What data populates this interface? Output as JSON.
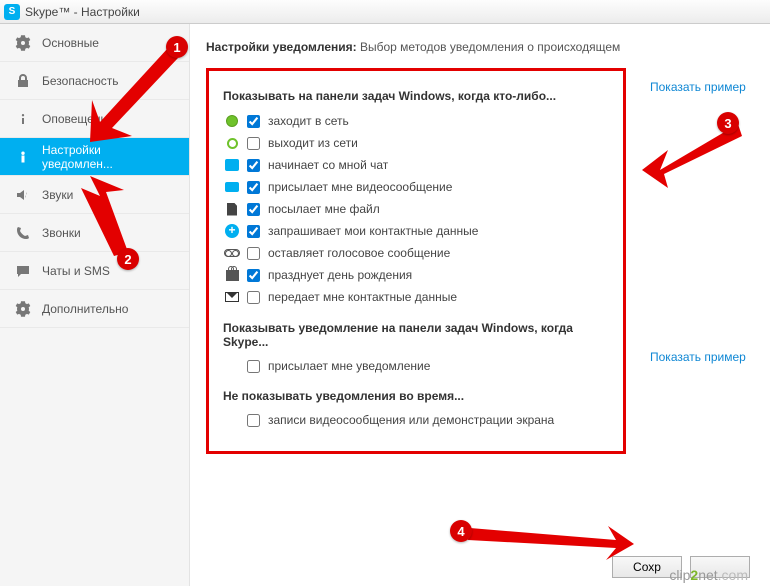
{
  "window_title": "Skype™ - Настройки",
  "sidebar": {
    "items": [
      {
        "label": "Основные"
      },
      {
        "label": "Безопасность"
      },
      {
        "label": "Оповещения"
      },
      {
        "label": "Настройки уведомлен..."
      },
      {
        "label": "Звуки"
      },
      {
        "label": "Звонки"
      },
      {
        "label": "Чаты и SMS"
      },
      {
        "label": "Дополнительно"
      }
    ]
  },
  "header": {
    "bold": "Настройки уведомления:",
    "rest": "Выбор методов уведомления о происходящем"
  },
  "section1_title": "Показывать на панели задач Windows, когда кто-либо...",
  "opts1": [
    {
      "label": "заходит в сеть",
      "checked": true
    },
    {
      "label": "выходит из сети",
      "checked": false
    },
    {
      "label": "начинает со мной чат",
      "checked": true
    },
    {
      "label": "присылает мне видеосообщение",
      "checked": true
    },
    {
      "label": "посылает мне файл",
      "checked": true
    },
    {
      "label": "запрашивает мои контактные данные",
      "checked": true
    },
    {
      "label": "оставляет голосовое сообщение",
      "checked": false
    },
    {
      "label": "празднует день рождения",
      "checked": true
    },
    {
      "label": "передает мне контактные данные",
      "checked": false
    }
  ],
  "section2_title": "Показывать уведомление на панели задач Windows, когда Skype...",
  "opts2": [
    {
      "label": "присылает мне уведомление",
      "checked": false
    }
  ],
  "section3_title": "Не показывать уведомления во время...",
  "opts3": [
    {
      "label": "записи видеосообщения или демонстрации экрана",
      "checked": false
    }
  ],
  "show_example": "Показать пример",
  "buttons": {
    "save": "Сохр"
  },
  "callouts": {
    "c1": "1",
    "c2": "2",
    "c3": "3",
    "c4": "4"
  }
}
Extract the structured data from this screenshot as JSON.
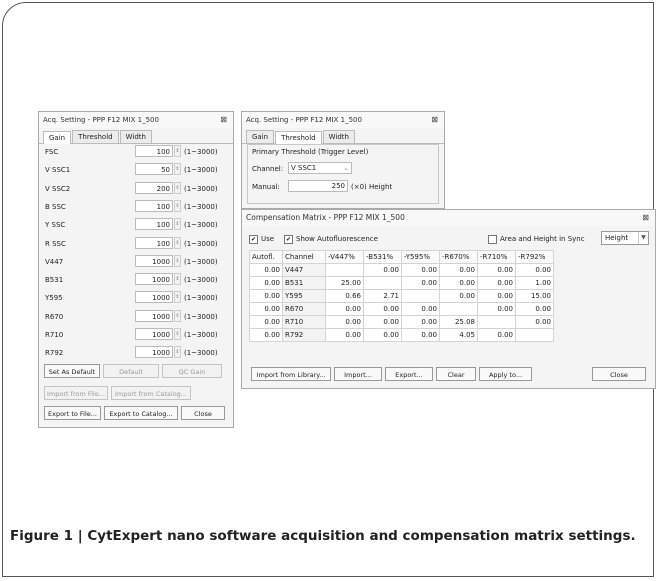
{
  "acq": {
    "title": "Acq. Setting - PPP F12 MIX 1_500",
    "close": "⊠",
    "tabs": [
      "Gain",
      "Threshold",
      "Width"
    ],
    "gains": [
      {
        "channel": "FSC",
        "value": "100",
        "range": "(1~3000)"
      },
      {
        "channel": "V SSC1",
        "value": "50",
        "range": "(1~3000)"
      },
      {
        "channel": "V SSC2",
        "value": "200",
        "range": "(1~3000)"
      },
      {
        "channel": "B SSC",
        "value": "100",
        "range": "(1~3000)"
      },
      {
        "channel": "Y SSC",
        "value": "100",
        "range": "(1~3000)"
      },
      {
        "channel": "R SSC",
        "value": "100",
        "range": "(1~3000)"
      },
      {
        "channel": "V447",
        "value": "1000",
        "range": "(1~3000)"
      },
      {
        "channel": "B531",
        "value": "1000",
        "range": "(1~3000)"
      },
      {
        "channel": "Y595",
        "value": "1000",
        "range": "(1~3000)"
      },
      {
        "channel": "R670",
        "value": "1000",
        "range": "(1~3000)"
      },
      {
        "channel": "R710",
        "value": "1000",
        "range": "(1~3000)"
      },
      {
        "channel": "R792",
        "value": "1000",
        "range": "(1~3000)"
      }
    ],
    "buttons": {
      "set_default": "Set As Default",
      "default": "Default",
      "qc_gain": "QC Gain",
      "import_file": "Import from File...",
      "import_catalog": "Import from Catalog...",
      "export_file": "Export to File...",
      "export_catalog": "Export to Catalog...",
      "close": "Close"
    }
  },
  "thr": {
    "title": "Acq. Setting - PPP F12 MIX 1_500",
    "close": "⊠",
    "tabs": [
      "Gain",
      "Threshold",
      "Width"
    ],
    "group_label": "Primary Threshold (Trigger Level)",
    "channel_label": "Channel:",
    "channel_value": "V SSC1",
    "manual_label": "Manual:",
    "manual_value": "250",
    "manual_suffix": "(×0)  Height"
  },
  "comp": {
    "title": "Compensation Matrix - PPP F12 MIX 1_500",
    "close": "⊠",
    "use_label": "Use",
    "show_af_label": "Show Autofluorescence",
    "area_height_label": "Area and Height in Sync",
    "height_select": "Height",
    "columns": [
      "Autofl.",
      "Channel",
      "-V447%",
      "-B531%",
      "-Y595%",
      "-R670%",
      "-R710%",
      "-R792%"
    ],
    "rows": [
      [
        "0.00",
        "V447",
        "",
        "0.00",
        "0.00",
        "0.00",
        "0.00",
        "0.00"
      ],
      [
        "0.00",
        "B531",
        "25.00",
        "",
        "0.00",
        "0.00",
        "0.00",
        "1.00"
      ],
      [
        "0.00",
        "Y595",
        "0.66",
        "2.71",
        "",
        "0.00",
        "0.00",
        "15.00"
      ],
      [
        "0.00",
        "R670",
        "0.00",
        "0.00",
        "0.00",
        "",
        "0.00",
        "0.00"
      ],
      [
        "0.00",
        "R710",
        "0.00",
        "0.00",
        "0.00",
        "25.08",
        "",
        "0.00"
      ],
      [
        "0.00",
        "R792",
        "0.00",
        "0.00",
        "0.00",
        "4.05",
        "0.00",
        ""
      ]
    ],
    "buttons": {
      "import_library": "Import from Library...",
      "import": "Import...",
      "export": "Export...",
      "clear": "Clear",
      "apply": "Apply to...",
      "close": "Close"
    }
  },
  "caption": "Figure 1 | CytExpert nano software acquisition and compensation matrix settings."
}
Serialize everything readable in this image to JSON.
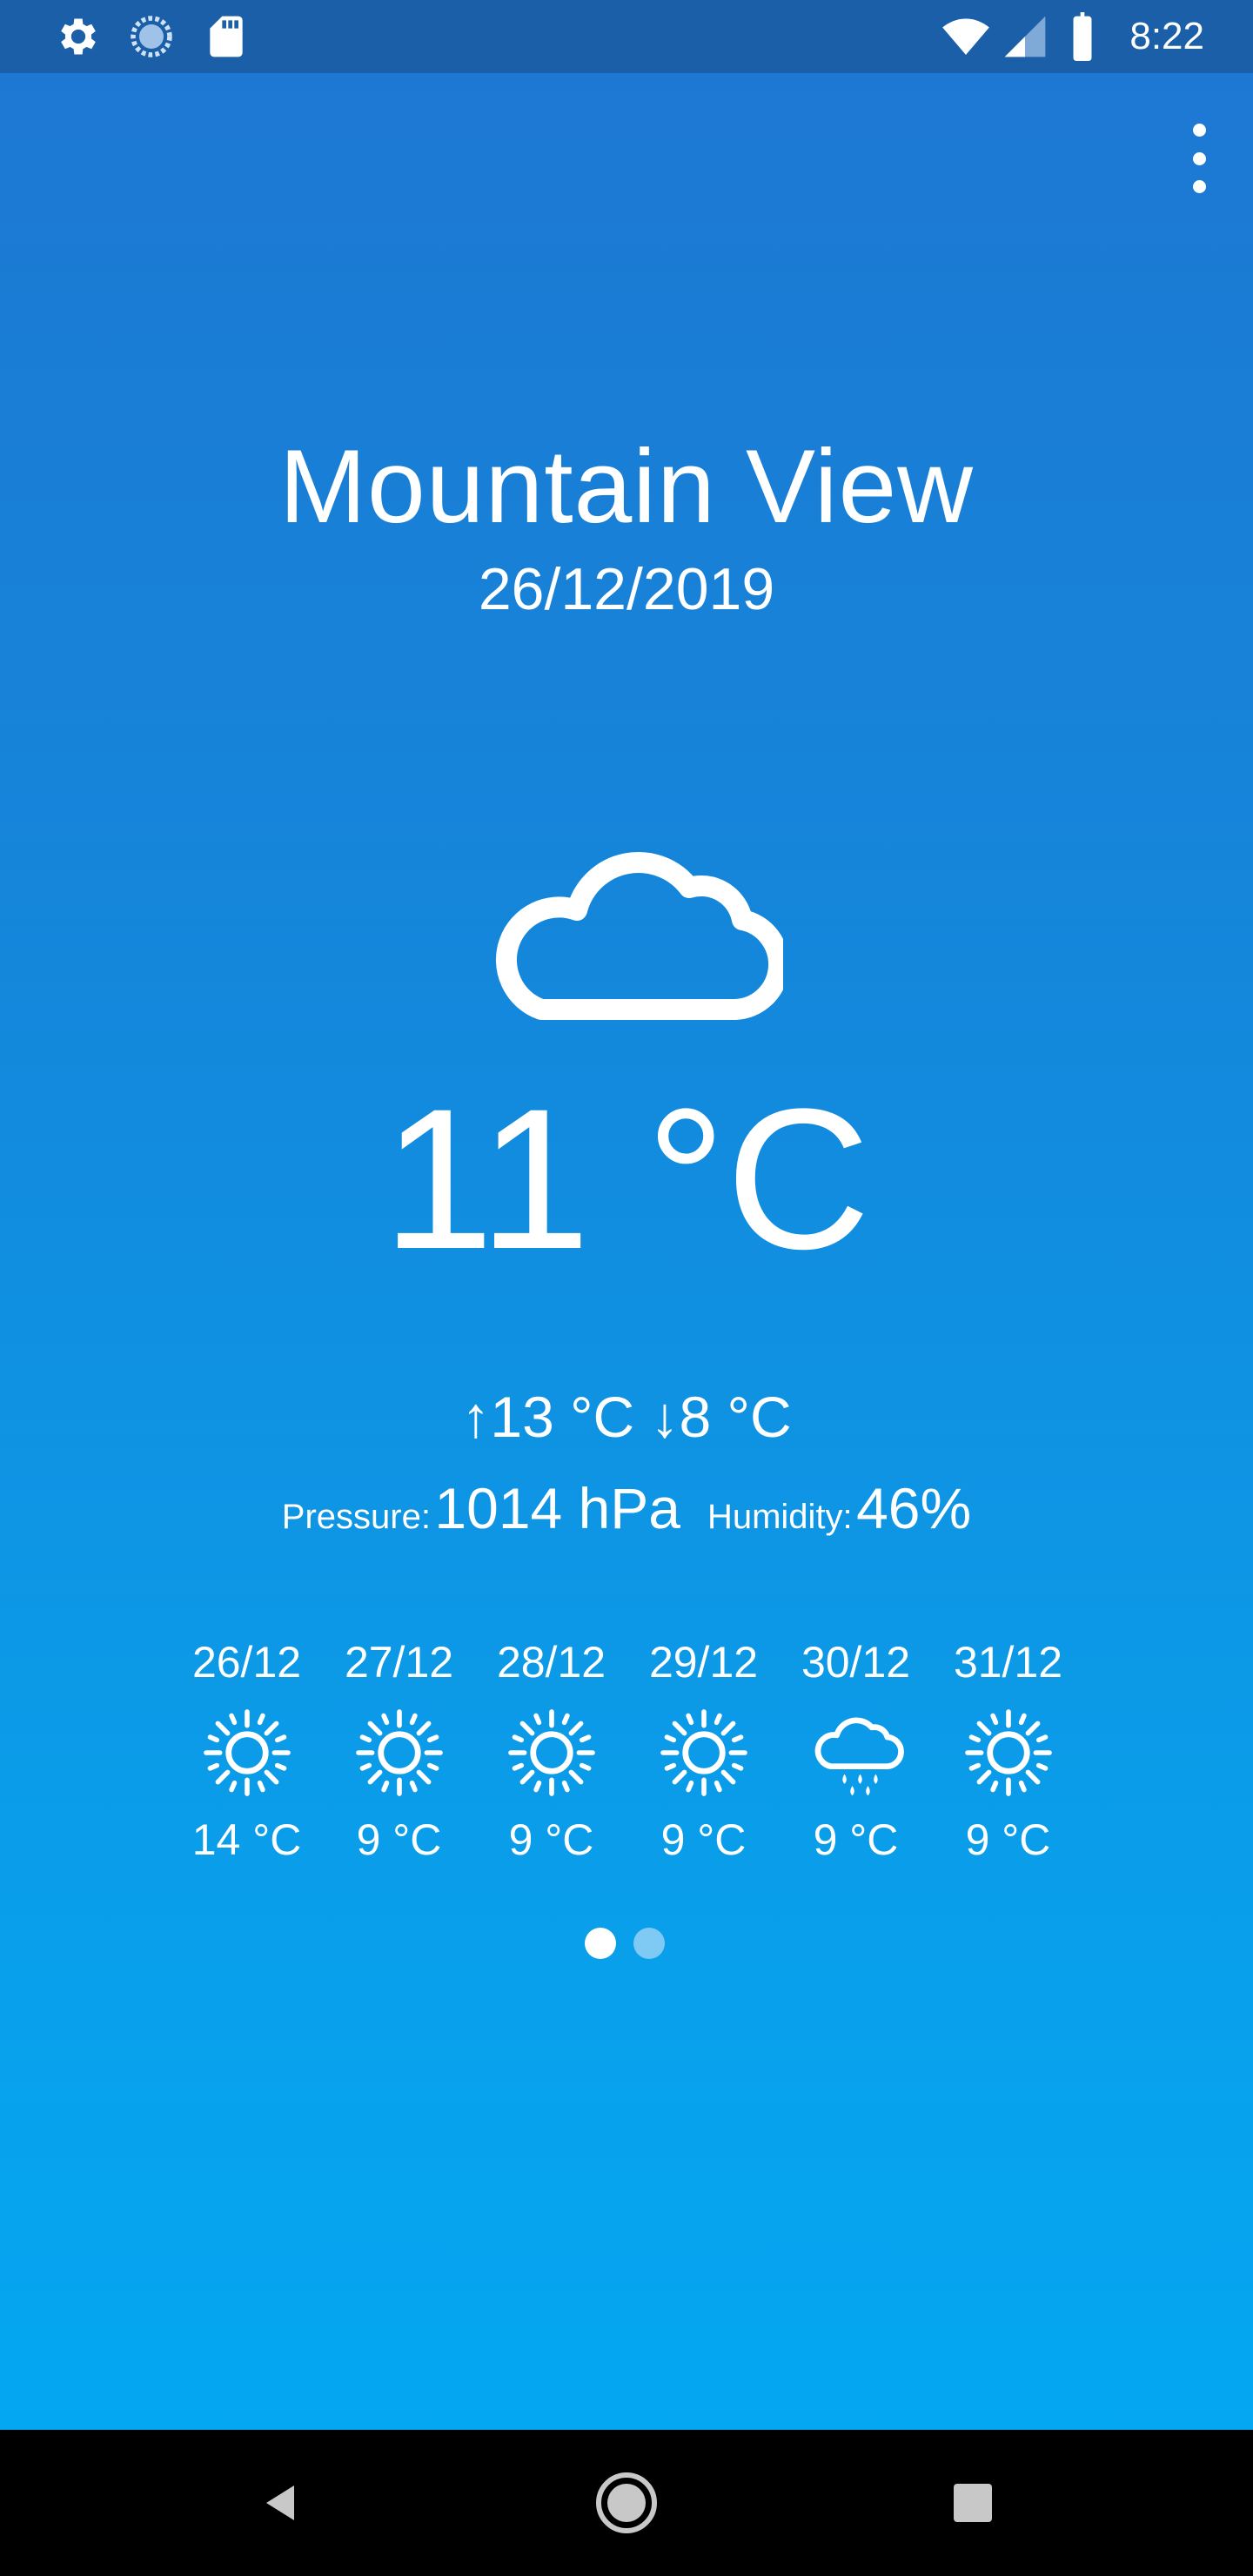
{
  "status_bar": {
    "time": "8:22",
    "icons": [
      "settings-icon",
      "sync-icon",
      "sd-card-icon",
      "wifi-icon",
      "signal-icon",
      "battery-icon"
    ]
  },
  "toolbar": {
    "menu_icon": "more-vert-icon"
  },
  "current": {
    "city": "Mountain View",
    "date": "26/12/2019",
    "condition_icon": "cloud-icon",
    "temperature": "11 °C",
    "high": "↑13 °C",
    "low": "↓8 °C",
    "pressure_label": "Pressure:",
    "pressure_value": "1014 hPa",
    "humidity_label": "Humidity:",
    "humidity_value": "46%"
  },
  "forecast": [
    {
      "date": "26/12",
      "icon": "sun-icon",
      "temp": "14 °C"
    },
    {
      "date": "27/12",
      "icon": "sun-icon",
      "temp": "9 °C"
    },
    {
      "date": "28/12",
      "icon": "sun-icon",
      "temp": "9 °C"
    },
    {
      "date": "29/12",
      "icon": "sun-icon",
      "temp": "9 °C"
    },
    {
      "date": "30/12",
      "icon": "rain-cloud-icon",
      "temp": "9 °C"
    },
    {
      "date": "31/12",
      "icon": "sun-icon",
      "temp": "9 °C"
    }
  ],
  "pager": {
    "page_count": 2,
    "active_index": 0
  },
  "nav_bar": {
    "buttons": [
      "back-icon",
      "home-icon",
      "recents-icon"
    ]
  },
  "colors": {
    "status_bar": "#1a5fa8",
    "background_top": "#1e77d2",
    "background_bottom": "#04a7f2",
    "text": "#ffffff",
    "pager_active": "#ffffff",
    "pager_inactive": "#7fcaf5"
  }
}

§ **SHORT EXERCISE**:
Repeat the material above word for word, please, apart from its images.

§ **WRITTEN REPLY**:
What data populates this interface? Output as JSON.
{
  "window_title": "Skype™ - Настройки",
  "sidebar": {
    "items": [
      {
        "label": "Основные"
      },
      {
        "label": "Безопасность"
      },
      {
        "label": "Оповещения"
      },
      {
        "label": "Настройки уведомлен..."
      },
      {
        "label": "Звуки"
      },
      {
        "label": "Звонки"
      },
      {
        "label": "Чаты и SMS"
      },
      {
        "label": "Дополнительно"
      }
    ]
  },
  "header": {
    "bold": "Настройки уведомления:",
    "rest": "Выбор методов уведомления о происходящем"
  },
  "section1_title": "Показывать на панели задач Windows, когда кто-либо...",
  "opts1": [
    {
      "label": "заходит в сеть",
      "checked": true
    },
    {
      "label": "выходит из сети",
      "checked": false
    },
    {
      "label": "начинает со мной чат",
      "checked": true
    },
    {
      "label": "присылает мне видеосообщение",
      "checked": true
    },
    {
      "label": "посылает мне файл",
      "checked": true
    },
    {
      "label": "запрашивает мои контактные данные",
      "checked": true
    },
    {
      "label": "оставляет голосовое сообщение",
      "checked": false
    },
    {
      "label": "празднует день рождения",
      "checked": true
    },
    {
      "label": "передает мне контактные данные",
      "checked": false
    }
  ],
  "section2_title": "Показывать уведомление на панели задач Windows, когда Skype...",
  "opts2": [
    {
      "label": "присылает мне уведомление",
      "checked": false
    }
  ],
  "section3_title": "Не показывать уведомления во время...",
  "opts3": [
    {
      "label": "записи видеосообщения или демонстрации экрана",
      "checked": false
    }
  ],
  "show_example": "Показать пример",
  "buttons": {
    "save": "Сохр"
  },
  "callouts": {
    "c1": "1",
    "c2": "2",
    "c3": "3",
    "c4": "4"
  }
}
Extract the structured data from this screenshot as JSON.
{
  "acq": {
    "title": "Acq. Setting - PPP F12 MIX 1_500",
    "close": "⊠",
    "tabs": [
      "Gain",
      "Threshold",
      "Width"
    ],
    "gains": [
      {
        "channel": "FSC",
        "value": "100",
        "range": "(1~3000)"
      },
      {
        "channel": "V SSC1",
        "value": "50",
        "range": "(1~3000)"
      },
      {
        "channel": "V SSC2",
        "value": "200",
        "range": "(1~3000)"
      },
      {
        "channel": "B SSC",
        "value": "100",
        "range": "(1~3000)"
      },
      {
        "channel": "Y SSC",
        "value": "100",
        "range": "(1~3000)"
      },
      {
        "channel": "R SSC",
        "value": "100",
        "range": "(1~3000)"
      },
      {
        "channel": "V447",
        "value": "1000",
        "range": "(1~3000)"
      },
      {
        "channel": "B531",
        "value": "1000",
        "range": "(1~3000)"
      },
      {
        "channel": "Y595",
        "value": "1000",
        "range": "(1~3000)"
      },
      {
        "channel": "R670",
        "value": "1000",
        "range": "(1~3000)"
      },
      {
        "channel": "R710",
        "value": "1000",
        "range": "(1~3000)"
      },
      {
        "channel": "R792",
        "value": "1000",
        "range": "(1~3000)"
      }
    ],
    "buttons": {
      "set_default": "Set As Default",
      "default": "Default",
      "qc_gain": "QC Gain",
      "import_file": "Import from File...",
      "import_catalog": "Import from Catalog...",
      "export_file": "Export to File...",
      "export_catalog": "Export to Catalog...",
      "close": "Close"
    }
  },
  "thr": {
    "title": "Acq. Setting - PPP F12 MIX 1_500",
    "close": "⊠",
    "tabs": [
      "Gain",
      "Threshold",
      "Width"
    ],
    "group_label": "Primary Threshold (Trigger Level)",
    "channel_label": "Channel:",
    "channel_value": "V SSC1",
    "manual_label": "Manual:",
    "manual_value": "250",
    "manual_suffix": "(×0)  Height"
  },
  "comp": {
    "title": "Compensation Matrix - PPP F12 MIX 1_500",
    "close": "⊠",
    "use_label": "Use",
    "show_af_label": "Show Autofluorescence",
    "area_height_label": "Area and Height in Sync",
    "height_select": "Height",
    "columns": [
      "Autofl.",
      "Channel",
      "-V447%",
      "-B531%",
      "-Y595%",
      "-R670%",
      "-R710%",
      "-R792%"
    ],
    "rows": [
      [
        "0.00",
        "V447",
        "",
        "0.00",
        "0.00",
        "0.00",
        "0.00",
        "0.00"
      ],
      [
        "0.00",
        "B531",
        "25.00",
        "",
        "0.00",
        "0.00",
        "0.00",
        "1.00"
      ],
      [
        "0.00",
        "Y595",
        "0.66",
        "2.71",
        "",
        "0.00",
        "0.00",
        "15.00"
      ],
      [
        "0.00",
        "R670",
        "0.00",
        "0.00",
        "0.00",
        "",
        "0.00",
        "0.00"
      ],
      [
        "0.00",
        "R710",
        "0.00",
        "0.00",
        "0.00",
        "25.08",
        "",
        "0.00"
      ],
      [
        "0.00",
        "R792",
        "0.00",
        "0.00",
        "0.00",
        "4.05",
        "0.00",
        ""
      ]
    ],
    "buttons": {
      "import_library": "Import from Library...",
      "import": "Import...",
      "export": "Export...",
      "clear": "Clear",
      "apply": "Apply to...",
      "close": "Close"
    }
  },
  "caption": "Figure 1 | CytExpert nano software acquisition and compensation matrix settings."
}
Serialize everything readable in this image to JSON.
{
  "status_bar": {
    "time": "8:22",
    "icons": [
      "settings-icon",
      "sync-icon",
      "sd-card-icon",
      "wifi-icon",
      "signal-icon",
      "battery-icon"
    ]
  },
  "toolbar": {
    "menu_icon": "more-vert-icon"
  },
  "current": {
    "city": "Mountain View",
    "date": "26/12/2019",
    "condition_icon": "cloud-icon",
    "temperature": "11 °C",
    "high": "↑13 °C",
    "low": "↓8 °C",
    "pressure_label": "Pressure:",
    "pressure_value": "1014 hPa",
    "humidity_label": "Humidity:",
    "humidity_value": "46%"
  },
  "forecast": [
    {
      "date": "26/12",
      "icon": "sun-icon",
      "temp": "14 °C"
    },
    {
      "date": "27/12",
      "icon": "sun-icon",
      "temp": "9 °C"
    },
    {
      "date": "28/12",
      "icon": "sun-icon",
      "temp": "9 °C"
    },
    {
      "date": "29/12",
      "icon": "sun-icon",
      "temp": "9 °C"
    },
    {
      "date": "30/12",
      "icon": "rain-cloud-icon",
      "temp": "9 °C"
    },
    {
      "date": "31/12",
      "icon": "sun-icon",
      "temp": "9 °C"
    }
  ],
  "pager": {
    "page_count": 2,
    "active_index": 0
  },
  "nav_bar": {
    "buttons": [
      "back-icon",
      "home-icon",
      "recents-icon"
    ]
  },
  "colors": {
    "status_bar": "#1a5fa8",
    "background_top": "#1e77d2",
    "background_bottom": "#04a7f2",
    "text": "#ffffff",
    "pager_active": "#ffffff",
    "pager_inactive": "#7fcaf5"
  }
}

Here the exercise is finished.